_Given instruction:_
Look through the material and tally each line bearing the word "name". Give only the total.

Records
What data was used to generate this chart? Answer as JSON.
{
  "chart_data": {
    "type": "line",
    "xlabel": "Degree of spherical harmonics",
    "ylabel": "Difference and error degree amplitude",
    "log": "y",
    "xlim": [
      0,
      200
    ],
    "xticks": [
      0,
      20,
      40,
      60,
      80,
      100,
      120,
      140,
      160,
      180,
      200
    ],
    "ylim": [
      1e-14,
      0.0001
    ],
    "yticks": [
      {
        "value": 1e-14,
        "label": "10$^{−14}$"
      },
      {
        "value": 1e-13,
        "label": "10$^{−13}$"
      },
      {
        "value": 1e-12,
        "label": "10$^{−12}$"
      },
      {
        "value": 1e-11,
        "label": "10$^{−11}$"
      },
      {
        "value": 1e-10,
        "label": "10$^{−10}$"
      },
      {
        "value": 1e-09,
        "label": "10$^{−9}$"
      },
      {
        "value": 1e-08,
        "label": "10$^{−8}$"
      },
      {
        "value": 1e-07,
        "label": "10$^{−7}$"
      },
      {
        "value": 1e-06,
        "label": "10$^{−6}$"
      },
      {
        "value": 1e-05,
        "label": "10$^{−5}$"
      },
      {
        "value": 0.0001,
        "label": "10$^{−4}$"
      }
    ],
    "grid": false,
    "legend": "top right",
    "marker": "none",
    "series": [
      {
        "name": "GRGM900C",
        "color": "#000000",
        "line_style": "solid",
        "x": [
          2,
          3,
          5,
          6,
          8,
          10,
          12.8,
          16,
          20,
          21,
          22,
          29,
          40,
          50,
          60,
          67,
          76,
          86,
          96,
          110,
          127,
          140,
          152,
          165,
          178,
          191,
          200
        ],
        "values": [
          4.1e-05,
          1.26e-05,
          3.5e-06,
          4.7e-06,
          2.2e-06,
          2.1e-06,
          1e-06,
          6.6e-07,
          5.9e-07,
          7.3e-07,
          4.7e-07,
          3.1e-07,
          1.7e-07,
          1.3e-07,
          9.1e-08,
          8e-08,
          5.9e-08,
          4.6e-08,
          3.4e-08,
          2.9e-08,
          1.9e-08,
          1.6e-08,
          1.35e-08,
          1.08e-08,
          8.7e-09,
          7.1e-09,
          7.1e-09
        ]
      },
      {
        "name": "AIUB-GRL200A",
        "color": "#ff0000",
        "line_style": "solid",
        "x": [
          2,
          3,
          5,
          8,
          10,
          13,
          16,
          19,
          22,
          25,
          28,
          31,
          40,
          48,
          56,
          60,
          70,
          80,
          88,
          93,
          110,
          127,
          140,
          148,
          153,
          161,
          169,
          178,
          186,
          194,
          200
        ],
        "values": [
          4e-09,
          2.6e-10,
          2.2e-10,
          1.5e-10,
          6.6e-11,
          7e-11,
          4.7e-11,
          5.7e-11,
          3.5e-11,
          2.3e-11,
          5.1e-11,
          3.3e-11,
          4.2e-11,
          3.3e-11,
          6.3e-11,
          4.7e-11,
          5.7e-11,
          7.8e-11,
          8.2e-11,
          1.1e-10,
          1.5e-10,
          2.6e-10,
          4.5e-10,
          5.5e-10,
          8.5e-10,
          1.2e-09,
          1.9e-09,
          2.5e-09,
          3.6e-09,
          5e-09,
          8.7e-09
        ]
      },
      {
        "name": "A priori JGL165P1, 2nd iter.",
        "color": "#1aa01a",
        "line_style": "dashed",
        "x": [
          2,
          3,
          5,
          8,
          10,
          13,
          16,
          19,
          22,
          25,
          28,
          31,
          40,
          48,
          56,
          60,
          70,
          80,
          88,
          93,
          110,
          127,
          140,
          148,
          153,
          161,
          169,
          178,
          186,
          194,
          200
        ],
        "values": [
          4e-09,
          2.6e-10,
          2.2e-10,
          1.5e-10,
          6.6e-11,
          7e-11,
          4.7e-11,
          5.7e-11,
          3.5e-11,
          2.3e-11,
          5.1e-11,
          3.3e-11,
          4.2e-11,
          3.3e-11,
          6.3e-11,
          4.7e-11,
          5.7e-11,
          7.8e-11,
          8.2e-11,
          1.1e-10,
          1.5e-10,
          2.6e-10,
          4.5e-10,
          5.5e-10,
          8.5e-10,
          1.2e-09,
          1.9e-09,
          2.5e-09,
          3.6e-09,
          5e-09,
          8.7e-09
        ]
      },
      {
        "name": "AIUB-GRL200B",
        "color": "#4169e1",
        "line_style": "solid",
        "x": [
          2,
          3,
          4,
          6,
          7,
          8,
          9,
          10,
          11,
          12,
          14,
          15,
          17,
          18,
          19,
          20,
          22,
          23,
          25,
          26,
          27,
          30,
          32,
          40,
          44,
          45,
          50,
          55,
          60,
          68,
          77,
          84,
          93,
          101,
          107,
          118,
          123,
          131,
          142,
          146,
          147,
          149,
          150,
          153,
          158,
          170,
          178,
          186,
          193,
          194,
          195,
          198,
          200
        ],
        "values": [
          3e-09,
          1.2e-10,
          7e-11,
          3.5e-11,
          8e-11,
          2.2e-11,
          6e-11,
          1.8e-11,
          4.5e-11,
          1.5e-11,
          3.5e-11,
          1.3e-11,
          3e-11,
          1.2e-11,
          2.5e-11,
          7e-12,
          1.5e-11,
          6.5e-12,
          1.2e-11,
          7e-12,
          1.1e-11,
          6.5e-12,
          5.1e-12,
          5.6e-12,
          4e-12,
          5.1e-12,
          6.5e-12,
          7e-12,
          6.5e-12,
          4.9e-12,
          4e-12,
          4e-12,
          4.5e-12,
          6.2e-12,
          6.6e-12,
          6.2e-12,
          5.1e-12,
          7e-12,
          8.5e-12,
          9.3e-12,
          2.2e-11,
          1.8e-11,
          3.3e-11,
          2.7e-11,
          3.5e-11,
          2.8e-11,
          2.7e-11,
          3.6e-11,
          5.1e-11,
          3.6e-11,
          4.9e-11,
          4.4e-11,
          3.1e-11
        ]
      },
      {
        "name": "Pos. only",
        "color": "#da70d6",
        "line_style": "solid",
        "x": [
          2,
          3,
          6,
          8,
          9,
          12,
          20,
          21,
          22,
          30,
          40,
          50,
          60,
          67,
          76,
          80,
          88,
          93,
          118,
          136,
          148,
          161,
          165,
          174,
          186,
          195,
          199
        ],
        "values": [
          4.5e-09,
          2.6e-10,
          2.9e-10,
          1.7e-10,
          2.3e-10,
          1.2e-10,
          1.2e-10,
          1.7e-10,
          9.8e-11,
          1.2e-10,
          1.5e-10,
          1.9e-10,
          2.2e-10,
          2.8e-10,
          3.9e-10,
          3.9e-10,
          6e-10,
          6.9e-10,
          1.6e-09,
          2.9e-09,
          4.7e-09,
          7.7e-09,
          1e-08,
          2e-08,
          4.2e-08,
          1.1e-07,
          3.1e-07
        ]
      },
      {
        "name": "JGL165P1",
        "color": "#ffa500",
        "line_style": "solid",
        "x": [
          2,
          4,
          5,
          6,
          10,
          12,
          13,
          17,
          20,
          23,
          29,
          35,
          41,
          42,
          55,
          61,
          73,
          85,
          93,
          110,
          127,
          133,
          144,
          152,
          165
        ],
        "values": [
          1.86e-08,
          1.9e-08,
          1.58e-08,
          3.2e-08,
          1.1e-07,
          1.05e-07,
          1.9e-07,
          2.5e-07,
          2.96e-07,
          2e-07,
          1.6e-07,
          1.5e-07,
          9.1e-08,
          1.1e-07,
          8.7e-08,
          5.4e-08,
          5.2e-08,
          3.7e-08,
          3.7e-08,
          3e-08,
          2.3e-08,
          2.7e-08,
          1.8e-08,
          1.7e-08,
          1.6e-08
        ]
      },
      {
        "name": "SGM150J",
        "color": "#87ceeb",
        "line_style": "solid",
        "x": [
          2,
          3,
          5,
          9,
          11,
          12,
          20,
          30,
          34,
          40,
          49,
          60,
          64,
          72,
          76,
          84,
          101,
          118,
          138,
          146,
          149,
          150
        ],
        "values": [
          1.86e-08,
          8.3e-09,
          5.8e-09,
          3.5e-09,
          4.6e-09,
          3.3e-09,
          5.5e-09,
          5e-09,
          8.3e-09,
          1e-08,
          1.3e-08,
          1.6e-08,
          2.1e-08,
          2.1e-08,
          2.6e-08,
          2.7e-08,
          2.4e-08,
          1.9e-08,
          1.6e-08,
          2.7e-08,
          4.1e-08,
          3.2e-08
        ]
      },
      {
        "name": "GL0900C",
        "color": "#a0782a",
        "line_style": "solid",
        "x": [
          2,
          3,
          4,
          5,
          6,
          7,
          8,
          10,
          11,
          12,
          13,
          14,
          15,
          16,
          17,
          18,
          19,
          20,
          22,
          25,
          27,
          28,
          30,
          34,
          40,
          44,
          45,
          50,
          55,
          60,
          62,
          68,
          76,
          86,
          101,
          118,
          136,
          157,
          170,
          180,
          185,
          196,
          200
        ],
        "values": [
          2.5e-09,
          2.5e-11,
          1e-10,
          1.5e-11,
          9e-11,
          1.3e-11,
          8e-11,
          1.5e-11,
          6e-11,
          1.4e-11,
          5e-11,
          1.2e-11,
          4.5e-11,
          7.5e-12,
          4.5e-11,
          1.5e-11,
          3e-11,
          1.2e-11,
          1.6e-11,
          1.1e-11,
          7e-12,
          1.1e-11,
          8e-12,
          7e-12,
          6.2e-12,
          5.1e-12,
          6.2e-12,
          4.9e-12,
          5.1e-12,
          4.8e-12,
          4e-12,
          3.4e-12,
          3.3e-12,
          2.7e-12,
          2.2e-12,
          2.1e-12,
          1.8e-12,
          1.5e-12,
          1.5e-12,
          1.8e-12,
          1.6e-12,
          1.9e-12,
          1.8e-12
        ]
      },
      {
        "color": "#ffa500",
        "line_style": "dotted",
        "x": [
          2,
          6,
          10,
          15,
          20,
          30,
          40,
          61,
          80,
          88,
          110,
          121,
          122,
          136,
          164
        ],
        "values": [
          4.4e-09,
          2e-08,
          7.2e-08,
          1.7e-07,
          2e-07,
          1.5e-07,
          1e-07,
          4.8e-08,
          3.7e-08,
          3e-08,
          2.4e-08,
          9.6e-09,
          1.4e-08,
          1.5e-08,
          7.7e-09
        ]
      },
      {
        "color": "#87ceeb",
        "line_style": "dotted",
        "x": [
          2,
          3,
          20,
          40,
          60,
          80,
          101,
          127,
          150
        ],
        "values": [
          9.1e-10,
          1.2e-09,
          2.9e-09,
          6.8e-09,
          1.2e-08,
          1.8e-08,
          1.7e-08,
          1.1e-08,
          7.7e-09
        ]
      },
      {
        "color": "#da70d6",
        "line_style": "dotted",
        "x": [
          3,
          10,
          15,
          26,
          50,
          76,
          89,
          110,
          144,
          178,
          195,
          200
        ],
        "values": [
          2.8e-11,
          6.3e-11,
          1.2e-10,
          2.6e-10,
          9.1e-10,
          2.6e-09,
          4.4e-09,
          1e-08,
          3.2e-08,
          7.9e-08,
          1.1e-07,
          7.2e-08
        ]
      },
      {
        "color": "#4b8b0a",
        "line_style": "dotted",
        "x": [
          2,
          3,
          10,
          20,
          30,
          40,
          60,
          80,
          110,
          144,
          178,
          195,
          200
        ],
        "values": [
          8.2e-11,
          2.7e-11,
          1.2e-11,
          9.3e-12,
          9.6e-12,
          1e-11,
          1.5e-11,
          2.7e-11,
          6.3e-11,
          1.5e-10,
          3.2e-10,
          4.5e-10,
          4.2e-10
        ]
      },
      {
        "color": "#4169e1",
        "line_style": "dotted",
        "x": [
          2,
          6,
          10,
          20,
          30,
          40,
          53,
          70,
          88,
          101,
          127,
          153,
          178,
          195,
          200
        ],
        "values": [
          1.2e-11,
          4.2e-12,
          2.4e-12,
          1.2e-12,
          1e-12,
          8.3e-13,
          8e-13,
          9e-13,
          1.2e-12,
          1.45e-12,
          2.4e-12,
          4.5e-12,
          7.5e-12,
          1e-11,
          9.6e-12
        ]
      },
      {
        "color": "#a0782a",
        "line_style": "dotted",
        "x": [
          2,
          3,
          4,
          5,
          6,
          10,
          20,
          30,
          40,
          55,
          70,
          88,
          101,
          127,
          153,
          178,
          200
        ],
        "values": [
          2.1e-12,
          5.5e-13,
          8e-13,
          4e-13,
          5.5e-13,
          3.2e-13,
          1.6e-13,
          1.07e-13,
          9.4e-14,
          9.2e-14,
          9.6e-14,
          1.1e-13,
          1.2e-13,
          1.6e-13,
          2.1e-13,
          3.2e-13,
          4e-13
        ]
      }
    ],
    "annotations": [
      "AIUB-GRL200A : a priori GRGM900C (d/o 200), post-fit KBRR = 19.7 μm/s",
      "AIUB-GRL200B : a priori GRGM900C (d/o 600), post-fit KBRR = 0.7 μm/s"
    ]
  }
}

_Task answer:_
8